__Entries supplied__
# # # # #

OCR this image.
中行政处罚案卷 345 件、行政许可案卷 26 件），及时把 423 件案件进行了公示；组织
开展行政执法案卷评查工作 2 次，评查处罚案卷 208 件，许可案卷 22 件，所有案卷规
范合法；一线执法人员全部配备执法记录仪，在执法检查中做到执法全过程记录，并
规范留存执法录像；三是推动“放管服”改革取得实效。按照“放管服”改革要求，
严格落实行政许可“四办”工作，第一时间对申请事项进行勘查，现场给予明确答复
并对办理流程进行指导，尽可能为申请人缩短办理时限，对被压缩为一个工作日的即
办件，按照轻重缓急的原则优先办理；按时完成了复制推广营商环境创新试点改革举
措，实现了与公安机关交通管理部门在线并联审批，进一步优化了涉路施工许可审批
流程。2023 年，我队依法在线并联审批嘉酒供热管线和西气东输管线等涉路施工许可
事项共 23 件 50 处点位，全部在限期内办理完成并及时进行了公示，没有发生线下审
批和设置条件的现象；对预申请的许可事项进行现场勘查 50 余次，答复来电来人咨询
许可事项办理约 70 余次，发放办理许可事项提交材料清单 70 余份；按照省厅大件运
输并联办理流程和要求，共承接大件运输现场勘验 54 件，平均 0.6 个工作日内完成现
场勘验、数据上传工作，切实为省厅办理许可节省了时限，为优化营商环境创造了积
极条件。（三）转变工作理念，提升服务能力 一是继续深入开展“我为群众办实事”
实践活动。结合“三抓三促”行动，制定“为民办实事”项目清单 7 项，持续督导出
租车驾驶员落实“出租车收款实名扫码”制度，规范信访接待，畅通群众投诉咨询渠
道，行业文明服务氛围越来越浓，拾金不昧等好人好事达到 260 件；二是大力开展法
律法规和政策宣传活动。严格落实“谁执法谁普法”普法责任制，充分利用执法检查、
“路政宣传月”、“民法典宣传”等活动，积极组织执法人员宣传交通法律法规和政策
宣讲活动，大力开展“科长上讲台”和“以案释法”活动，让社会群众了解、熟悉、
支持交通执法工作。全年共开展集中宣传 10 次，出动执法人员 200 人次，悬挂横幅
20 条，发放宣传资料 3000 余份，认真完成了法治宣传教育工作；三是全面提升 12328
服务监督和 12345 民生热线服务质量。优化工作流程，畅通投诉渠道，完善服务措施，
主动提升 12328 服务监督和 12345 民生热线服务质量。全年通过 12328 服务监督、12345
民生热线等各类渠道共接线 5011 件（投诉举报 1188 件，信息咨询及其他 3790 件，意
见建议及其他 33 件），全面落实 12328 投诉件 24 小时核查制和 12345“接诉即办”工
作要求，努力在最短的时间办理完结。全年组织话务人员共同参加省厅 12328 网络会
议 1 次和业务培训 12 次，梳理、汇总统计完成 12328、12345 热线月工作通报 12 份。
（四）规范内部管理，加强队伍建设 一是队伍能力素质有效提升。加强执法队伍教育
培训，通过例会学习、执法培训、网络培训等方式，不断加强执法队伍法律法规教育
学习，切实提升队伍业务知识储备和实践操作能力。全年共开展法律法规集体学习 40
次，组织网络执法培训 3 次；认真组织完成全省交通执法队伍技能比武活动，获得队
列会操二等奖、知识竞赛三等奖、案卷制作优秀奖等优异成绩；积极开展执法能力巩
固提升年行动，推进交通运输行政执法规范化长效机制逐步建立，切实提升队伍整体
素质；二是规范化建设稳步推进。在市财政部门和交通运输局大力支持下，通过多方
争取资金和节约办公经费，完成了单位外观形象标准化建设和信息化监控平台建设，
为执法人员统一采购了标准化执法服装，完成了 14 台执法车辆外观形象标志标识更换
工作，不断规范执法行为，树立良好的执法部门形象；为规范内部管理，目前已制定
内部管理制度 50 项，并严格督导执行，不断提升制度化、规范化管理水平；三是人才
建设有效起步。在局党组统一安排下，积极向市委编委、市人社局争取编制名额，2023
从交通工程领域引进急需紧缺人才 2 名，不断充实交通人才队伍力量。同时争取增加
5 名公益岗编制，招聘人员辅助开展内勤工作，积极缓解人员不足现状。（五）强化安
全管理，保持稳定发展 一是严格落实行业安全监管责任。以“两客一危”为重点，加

# # # # #

__Task description__
Go through the listing and print each line exactly as it appears.

__Solution to the problem__
OCR this image.
中行政处罚案卷 345 件、行政许可案卷 26 件），及时把 423 件案件进行了公示；组织
开展行政执法案卷评查工作 2 次，评查处罚案卷 208 件，许可案卷 22 件，所有案卷规
范合法；一线执法人员全部配备执法记录仪，在执法检查中做到执法全过程记录，并
规范留存执法录像；三是推动“放管服”改革取得实效。按照“放管服”改革要求，
严格落实行政许可“四办”工作，第一时间对申请事项进行勘查，现场给予明确答复
并对办理流程进行指导，尽可能为申请人缩短办理时限，对被压缩为一个工作日的即
办件，按照轻重缓急的原则优先办理；按时完成了复制推广营商环境创新试点改革举
措，实现了与公安机关交通管理部门在线并联审批，进一步优化了涉路施工许可审批
流程。2023 年，我队依法在线并联审批嘉酒供热管线和西气东输管线等涉路施工许可
事项共 23 件 50 处点位，全部在限期内办理完成并及时进行了公示，没有发生线下审
批和设置条件的现象；对预申请的许可事项进行现场勘查 50 余次，答复来电来人咨询
许可事项办理约 70 余次，发放办理许可事项提交材料清单 70 余份；按照省厅大件运
输并联办理流程和要求，共承接大件运输现场勘验 54 件，平均 0.6 个工作日内完成现
场勘验、数据上传工作，切实为省厅办理许可节省了时限，为优化营商环境创造了积
极条件。（三）转变工作理念，提升服务能力 一是继续深入开展“我为群众办实事”
实践活动。结合“三抓三促”行动，制定“为民办实事”项目清单 7 项，持续督导出
租车驾驶员落实“出租车收款实名扫码”制度，规范信访接待，畅通群众投诉咨询渠
道，行业文明服务氛围越来越浓，拾金不昧等好人好事达到 260 件；二是大力开展法
律法规和政策宣传活动。严格落实“谁执法谁普法”普法责任制，充分利用执法检查、
“路政宣传月”、“民法典宣传”等活动，积极组织执法人员宣传交通法律法规和政策
宣讲活动，大力开展“科长上讲台”和“以案释法”活动，让社会群众了解、熟悉、
支持交通执法工作。全年共开展集中宣传 10 次，出动执法人员 200 人次，悬挂横幅
20 条，发放宣传资料 3000 余份，认真完成了法治宣传教育工作；三是全面提升 12328
服务监督和 12345 民生热线服务质量。优化工作流程，畅通投诉渠道，完善服务措施，
主动提升 12328 服务监督和 12345 民生热线服务质量。全年通过 12328 服务监督、12345
民生热线等各类渠道共接线 5011 件（投诉举报 1188 件，信息咨询及其他 3790 件，意
见建议及其他 33 件），全面落实 12328 投诉件 24 小时核查制和 12345“接诉即办”工
作要求，努力在最短的时间办理完结。全年组织话务人员共同参加省厅 12328 网络会
议 1 次和业务培训 12 次，梳理、汇总统计完成 12328、12345 热线月工作通报 12 份。
（四）规范内部管理，加强队伍建设 一是队伍能力素质有效提升。加强执法队伍教育
培训，通过例会学习、执法培训、网络培训等方式，不断加强执法队伍法律法规教育
学习，切实提升队伍业务知识储备和实践操作能力。全年共开展法律法规集体学习 40
次，组织网络执法培训 3 次；认真组织完成全省交通执法队伍技能比武活动，获得队
列会操二等奖、知识竞赛三等奖、案卷制作优秀奖等优异成绩；积极开展执法能力巩
固提升年行动，推进交通运输行政执法规范化长效机制逐步建立，切实提升队伍整体
素质；二是规范化建设稳步推进。在市财政部门和交通运输局大力支持下，通过多方
争取资金和节约办公经费，完成了单位外观形象标准化建设和信息化监控平台建设，
为执法人员统一采购了标准化执法服装，完成了 14 台执法车辆外观形象标志标识更换
工作，不断规范执法行为，树立良好的执法部门形象；为规范内部管理，目前已制定
内部管理制度 50 项，并严格督导执行，不断提升制度化、规范化管理水平；三是人才
建设有效起步。在局党组统一安排下，积极向市委编委、市人社局争取编制名额，2023
从交通工程领域引进急需紧缺人才 2 名，不断充实交通人才队伍力量。同时争取增加
5 名公益岗编制，招聘人员辅助开展内勤工作，积极缓解人员不足现状。（五）强化安
全管理，保持稳定发展 一是严格落实行业安全监管责任。以“两客一危”为重点，加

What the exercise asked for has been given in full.